==== Supplied entries

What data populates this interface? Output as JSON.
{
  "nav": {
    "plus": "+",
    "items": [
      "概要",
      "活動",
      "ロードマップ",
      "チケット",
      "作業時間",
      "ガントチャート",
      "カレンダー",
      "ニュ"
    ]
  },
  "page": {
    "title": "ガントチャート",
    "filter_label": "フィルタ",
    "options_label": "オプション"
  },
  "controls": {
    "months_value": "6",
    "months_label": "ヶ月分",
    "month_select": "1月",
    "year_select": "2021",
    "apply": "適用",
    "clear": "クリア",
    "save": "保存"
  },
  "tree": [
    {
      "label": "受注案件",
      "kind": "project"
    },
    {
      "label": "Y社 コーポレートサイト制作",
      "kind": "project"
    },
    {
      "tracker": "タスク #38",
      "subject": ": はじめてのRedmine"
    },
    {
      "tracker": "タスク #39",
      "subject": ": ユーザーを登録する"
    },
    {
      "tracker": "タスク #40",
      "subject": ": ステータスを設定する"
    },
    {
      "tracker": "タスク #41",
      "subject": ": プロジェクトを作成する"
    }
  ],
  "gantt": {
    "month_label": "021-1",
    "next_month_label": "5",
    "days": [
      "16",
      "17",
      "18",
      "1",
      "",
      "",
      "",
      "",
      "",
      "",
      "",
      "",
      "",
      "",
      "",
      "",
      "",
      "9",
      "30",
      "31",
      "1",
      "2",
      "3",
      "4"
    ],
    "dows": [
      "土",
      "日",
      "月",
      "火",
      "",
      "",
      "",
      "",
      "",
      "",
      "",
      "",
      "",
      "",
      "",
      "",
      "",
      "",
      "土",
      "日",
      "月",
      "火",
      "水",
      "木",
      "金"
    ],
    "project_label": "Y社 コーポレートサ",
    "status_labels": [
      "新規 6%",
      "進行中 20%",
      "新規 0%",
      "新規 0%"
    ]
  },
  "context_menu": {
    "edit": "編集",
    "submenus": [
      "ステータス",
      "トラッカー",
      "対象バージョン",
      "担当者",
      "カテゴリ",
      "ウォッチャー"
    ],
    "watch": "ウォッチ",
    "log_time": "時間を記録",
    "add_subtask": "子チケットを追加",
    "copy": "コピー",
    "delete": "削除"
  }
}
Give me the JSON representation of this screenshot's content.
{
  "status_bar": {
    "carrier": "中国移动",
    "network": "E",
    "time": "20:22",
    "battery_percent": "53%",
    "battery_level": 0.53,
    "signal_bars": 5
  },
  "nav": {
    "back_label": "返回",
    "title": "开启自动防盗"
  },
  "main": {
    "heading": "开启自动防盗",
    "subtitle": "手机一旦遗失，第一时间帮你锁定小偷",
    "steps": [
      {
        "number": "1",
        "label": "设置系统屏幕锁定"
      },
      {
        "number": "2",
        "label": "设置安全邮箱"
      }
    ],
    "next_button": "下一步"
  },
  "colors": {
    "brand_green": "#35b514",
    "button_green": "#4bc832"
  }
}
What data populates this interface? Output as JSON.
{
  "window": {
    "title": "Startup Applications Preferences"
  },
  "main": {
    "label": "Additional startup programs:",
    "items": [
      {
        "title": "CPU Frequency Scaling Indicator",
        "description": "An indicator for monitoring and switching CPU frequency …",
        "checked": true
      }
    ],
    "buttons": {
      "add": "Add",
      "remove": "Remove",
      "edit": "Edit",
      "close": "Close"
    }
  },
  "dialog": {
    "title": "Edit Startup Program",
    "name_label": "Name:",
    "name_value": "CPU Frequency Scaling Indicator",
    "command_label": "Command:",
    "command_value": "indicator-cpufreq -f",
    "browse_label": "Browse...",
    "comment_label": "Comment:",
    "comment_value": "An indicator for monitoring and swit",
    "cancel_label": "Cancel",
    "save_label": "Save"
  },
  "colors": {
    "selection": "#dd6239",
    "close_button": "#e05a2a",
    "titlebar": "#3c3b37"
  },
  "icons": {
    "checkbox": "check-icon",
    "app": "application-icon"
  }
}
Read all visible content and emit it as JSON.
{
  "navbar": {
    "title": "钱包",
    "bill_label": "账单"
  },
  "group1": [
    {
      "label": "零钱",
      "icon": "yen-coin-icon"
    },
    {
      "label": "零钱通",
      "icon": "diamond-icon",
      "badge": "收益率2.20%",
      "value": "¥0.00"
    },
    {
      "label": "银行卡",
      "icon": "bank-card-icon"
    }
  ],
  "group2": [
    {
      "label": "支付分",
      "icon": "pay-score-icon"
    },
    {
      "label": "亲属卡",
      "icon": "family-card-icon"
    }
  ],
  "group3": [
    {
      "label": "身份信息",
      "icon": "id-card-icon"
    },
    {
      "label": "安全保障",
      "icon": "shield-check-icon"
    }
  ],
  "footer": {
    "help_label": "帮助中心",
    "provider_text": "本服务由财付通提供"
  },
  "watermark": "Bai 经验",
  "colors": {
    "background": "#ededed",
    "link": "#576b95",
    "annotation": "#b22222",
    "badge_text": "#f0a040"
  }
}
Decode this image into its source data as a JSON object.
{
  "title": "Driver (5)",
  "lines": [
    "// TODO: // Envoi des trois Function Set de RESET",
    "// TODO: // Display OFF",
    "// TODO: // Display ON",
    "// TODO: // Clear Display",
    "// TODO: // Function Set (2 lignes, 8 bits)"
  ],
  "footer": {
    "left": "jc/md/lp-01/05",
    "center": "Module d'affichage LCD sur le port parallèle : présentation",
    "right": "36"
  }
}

========

# [Your objective]
Scan the material above. Copy each line where "Scaling" occurs.

# [Answer to this problem]
        "title": "CPU Frequency Scaling Indicator",
    "name_value": "CPU Frequency Scaling Indicator",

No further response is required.